> [Set exercise]
Copy out each line featuring the string "values" from the entries beneath.

> [Data lines]

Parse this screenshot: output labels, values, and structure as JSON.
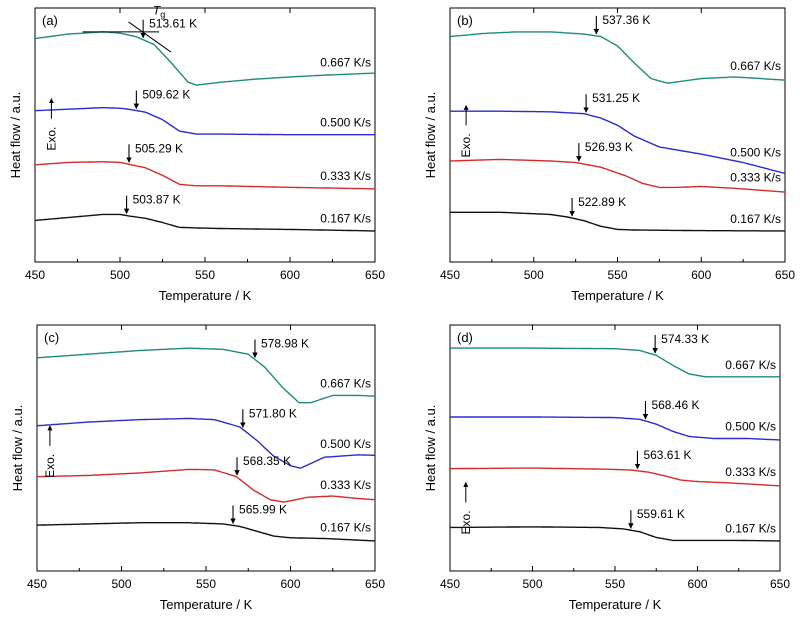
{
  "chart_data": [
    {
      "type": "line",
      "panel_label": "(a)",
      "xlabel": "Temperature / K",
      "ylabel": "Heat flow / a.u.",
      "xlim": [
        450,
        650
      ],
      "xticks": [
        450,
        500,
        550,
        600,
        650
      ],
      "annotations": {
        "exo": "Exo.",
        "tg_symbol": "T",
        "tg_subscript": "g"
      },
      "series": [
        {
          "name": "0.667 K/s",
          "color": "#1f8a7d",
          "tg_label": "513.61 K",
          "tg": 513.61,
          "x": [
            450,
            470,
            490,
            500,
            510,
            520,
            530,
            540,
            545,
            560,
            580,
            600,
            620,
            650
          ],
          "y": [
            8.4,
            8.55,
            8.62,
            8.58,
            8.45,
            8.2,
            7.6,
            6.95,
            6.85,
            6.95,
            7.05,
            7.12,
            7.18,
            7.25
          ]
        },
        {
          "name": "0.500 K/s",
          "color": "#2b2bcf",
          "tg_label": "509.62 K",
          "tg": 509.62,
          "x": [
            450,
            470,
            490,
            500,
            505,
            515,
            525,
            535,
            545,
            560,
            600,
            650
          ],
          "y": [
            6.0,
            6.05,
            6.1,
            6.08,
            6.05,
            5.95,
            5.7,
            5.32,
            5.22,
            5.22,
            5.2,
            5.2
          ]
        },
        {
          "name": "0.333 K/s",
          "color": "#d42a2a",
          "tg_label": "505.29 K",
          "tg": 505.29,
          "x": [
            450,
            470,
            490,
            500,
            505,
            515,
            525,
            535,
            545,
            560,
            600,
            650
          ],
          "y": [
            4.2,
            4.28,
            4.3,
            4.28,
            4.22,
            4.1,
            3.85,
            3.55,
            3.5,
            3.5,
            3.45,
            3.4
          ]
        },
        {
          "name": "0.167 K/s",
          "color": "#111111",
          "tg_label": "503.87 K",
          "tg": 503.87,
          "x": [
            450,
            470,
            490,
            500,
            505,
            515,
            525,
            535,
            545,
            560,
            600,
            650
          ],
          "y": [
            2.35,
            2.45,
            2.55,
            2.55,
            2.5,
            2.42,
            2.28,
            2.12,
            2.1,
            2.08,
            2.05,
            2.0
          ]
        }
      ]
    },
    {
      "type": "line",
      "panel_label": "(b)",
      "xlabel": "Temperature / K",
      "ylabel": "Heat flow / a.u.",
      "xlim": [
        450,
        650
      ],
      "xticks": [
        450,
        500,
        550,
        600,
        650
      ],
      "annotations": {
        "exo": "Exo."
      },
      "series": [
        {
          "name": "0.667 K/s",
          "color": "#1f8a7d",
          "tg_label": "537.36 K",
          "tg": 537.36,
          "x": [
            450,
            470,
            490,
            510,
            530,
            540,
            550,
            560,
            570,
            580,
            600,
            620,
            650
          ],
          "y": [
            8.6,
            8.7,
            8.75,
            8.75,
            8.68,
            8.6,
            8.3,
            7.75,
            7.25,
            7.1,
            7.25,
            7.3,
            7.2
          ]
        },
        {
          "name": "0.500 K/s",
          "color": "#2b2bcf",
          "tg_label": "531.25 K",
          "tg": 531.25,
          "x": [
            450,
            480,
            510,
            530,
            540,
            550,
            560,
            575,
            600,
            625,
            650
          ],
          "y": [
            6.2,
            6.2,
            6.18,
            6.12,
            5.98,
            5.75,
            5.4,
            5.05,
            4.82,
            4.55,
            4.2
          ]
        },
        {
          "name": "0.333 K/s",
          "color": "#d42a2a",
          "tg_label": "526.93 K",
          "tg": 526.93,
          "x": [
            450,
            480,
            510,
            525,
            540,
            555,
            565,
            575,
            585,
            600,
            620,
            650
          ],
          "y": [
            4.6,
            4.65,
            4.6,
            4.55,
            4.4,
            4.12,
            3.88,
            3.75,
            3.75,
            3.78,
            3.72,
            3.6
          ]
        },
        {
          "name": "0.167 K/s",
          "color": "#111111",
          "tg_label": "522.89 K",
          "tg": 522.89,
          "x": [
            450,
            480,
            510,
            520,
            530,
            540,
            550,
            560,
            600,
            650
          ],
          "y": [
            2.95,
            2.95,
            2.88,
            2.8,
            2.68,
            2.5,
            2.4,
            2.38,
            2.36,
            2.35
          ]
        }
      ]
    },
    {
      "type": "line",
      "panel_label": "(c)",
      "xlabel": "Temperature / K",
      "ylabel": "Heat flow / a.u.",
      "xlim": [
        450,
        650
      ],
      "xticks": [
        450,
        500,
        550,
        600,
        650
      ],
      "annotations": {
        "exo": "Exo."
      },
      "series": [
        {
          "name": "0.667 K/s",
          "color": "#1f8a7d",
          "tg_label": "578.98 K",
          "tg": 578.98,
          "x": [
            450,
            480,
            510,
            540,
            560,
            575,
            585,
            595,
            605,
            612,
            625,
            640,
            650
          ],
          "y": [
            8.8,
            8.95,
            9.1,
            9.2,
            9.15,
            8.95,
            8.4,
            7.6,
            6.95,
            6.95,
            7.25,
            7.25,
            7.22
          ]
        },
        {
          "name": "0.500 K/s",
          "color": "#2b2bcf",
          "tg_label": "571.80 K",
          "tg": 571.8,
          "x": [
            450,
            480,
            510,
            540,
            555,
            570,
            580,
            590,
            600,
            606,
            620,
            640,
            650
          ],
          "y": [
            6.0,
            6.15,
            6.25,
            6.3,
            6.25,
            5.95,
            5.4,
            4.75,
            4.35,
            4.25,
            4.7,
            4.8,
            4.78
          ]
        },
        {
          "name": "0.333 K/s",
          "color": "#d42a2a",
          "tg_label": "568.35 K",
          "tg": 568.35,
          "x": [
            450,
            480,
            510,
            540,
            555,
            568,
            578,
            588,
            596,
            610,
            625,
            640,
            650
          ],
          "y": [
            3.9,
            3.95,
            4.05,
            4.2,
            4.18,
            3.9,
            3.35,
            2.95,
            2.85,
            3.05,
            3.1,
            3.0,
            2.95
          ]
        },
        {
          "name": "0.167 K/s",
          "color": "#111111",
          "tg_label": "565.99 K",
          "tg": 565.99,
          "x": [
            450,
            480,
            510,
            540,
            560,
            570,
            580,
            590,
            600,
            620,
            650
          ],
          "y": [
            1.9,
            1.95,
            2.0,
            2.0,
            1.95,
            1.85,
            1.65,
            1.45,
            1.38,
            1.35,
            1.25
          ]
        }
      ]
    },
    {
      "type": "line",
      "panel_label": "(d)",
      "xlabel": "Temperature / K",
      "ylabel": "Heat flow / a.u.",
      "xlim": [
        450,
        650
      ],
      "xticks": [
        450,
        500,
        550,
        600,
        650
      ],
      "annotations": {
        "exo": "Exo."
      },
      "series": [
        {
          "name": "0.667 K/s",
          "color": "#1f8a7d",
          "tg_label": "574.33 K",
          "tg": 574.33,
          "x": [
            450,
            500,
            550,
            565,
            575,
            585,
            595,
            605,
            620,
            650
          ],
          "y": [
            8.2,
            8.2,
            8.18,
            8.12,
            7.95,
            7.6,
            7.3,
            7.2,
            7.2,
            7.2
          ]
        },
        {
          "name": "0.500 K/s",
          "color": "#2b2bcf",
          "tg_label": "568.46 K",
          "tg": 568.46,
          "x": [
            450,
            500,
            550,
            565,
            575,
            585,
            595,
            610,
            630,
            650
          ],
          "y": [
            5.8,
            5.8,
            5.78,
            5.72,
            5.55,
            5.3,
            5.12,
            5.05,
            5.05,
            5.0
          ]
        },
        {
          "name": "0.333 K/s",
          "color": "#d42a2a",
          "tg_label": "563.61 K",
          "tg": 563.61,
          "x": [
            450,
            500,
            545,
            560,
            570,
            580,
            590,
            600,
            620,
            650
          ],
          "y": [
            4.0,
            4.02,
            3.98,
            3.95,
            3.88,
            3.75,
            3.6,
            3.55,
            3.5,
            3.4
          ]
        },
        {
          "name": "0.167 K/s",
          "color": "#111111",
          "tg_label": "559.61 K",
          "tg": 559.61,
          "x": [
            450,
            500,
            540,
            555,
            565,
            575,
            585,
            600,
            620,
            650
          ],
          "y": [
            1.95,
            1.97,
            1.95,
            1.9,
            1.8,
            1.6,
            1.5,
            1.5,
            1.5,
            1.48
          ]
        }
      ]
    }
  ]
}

...

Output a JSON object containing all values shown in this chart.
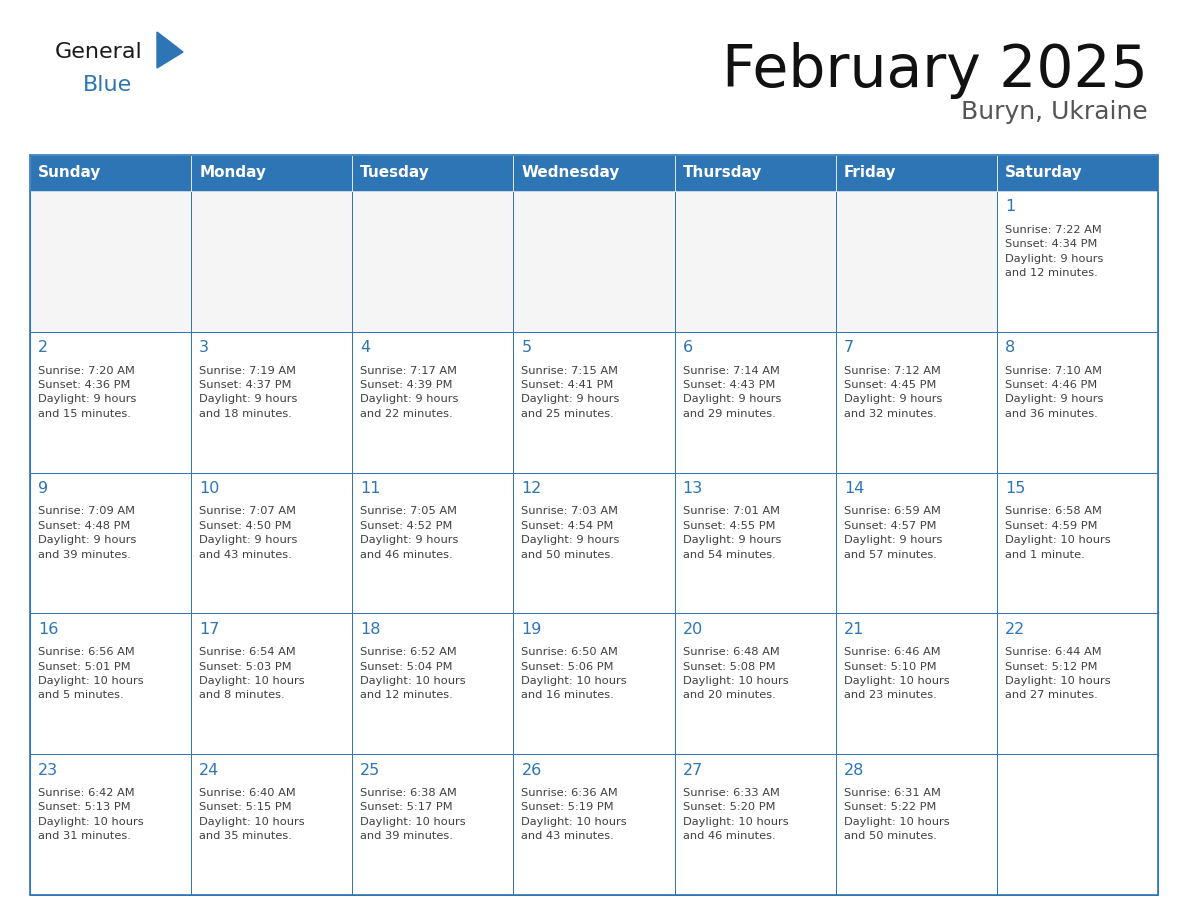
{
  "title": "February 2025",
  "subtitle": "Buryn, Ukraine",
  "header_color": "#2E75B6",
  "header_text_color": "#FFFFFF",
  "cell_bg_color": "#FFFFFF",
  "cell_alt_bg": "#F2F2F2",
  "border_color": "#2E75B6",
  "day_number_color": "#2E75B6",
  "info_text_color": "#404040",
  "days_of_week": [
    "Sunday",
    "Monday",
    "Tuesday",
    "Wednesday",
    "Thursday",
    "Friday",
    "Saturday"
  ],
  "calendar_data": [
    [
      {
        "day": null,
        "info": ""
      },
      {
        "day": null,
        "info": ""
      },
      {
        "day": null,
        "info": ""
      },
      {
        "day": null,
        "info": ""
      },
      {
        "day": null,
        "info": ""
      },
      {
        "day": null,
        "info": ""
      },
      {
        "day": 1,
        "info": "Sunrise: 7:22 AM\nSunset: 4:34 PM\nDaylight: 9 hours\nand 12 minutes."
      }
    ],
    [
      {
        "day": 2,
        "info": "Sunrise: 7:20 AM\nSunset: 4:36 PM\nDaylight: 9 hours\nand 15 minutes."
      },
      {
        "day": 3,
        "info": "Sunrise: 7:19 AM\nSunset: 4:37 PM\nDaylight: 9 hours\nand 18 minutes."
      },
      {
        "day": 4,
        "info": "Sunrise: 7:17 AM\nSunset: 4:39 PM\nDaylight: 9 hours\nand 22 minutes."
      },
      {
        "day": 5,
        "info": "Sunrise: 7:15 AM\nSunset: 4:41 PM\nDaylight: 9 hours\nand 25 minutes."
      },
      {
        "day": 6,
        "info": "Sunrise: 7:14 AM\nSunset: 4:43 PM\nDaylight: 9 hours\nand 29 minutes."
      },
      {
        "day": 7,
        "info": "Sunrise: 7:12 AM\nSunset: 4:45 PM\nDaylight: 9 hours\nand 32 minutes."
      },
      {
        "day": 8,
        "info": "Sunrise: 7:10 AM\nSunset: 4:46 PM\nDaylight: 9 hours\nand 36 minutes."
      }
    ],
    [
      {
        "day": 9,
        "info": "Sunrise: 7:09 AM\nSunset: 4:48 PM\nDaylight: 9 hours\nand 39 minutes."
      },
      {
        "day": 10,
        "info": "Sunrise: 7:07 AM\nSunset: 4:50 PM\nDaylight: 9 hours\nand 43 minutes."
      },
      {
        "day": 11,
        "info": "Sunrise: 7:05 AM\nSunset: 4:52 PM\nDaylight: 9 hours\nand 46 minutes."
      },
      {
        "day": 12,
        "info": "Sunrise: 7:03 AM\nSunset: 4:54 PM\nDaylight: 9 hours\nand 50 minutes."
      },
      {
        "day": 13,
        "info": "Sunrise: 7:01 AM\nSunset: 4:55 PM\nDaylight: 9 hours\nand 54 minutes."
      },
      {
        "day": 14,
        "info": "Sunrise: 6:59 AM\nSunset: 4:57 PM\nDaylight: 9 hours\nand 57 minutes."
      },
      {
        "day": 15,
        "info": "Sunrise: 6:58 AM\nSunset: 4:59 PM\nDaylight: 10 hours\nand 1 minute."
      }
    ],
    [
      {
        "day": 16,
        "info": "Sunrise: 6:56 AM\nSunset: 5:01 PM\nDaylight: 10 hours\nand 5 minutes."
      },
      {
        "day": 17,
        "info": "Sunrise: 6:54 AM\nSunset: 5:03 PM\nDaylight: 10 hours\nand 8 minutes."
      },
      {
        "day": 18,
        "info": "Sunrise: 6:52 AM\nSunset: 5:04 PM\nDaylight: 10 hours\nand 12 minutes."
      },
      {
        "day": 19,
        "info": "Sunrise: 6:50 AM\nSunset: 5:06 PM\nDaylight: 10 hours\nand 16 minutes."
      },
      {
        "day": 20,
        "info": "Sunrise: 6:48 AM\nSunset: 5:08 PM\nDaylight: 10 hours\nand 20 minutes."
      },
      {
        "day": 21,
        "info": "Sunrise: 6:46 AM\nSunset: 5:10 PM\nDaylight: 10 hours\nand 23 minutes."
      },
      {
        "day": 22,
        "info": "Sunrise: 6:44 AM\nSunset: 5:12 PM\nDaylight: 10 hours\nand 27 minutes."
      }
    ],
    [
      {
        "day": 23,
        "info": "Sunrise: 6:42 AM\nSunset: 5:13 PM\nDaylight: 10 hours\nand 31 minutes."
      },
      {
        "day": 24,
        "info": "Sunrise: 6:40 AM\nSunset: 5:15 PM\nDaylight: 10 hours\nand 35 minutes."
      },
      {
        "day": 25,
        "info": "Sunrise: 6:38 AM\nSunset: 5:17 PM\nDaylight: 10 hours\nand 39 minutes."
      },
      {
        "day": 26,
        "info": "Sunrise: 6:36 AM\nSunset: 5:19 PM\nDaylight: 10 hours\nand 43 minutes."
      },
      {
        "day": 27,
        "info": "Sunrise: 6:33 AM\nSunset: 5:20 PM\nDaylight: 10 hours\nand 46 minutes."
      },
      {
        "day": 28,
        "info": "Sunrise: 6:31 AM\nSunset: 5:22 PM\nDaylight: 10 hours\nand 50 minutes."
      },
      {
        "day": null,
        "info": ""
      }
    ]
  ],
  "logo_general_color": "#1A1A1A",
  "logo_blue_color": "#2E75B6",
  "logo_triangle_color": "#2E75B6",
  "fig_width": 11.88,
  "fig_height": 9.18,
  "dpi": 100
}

> [Response to this task]
Parse this screenshot: output labels, values, and structure as JSON.
Output a JSON object containing all values shown in this chart.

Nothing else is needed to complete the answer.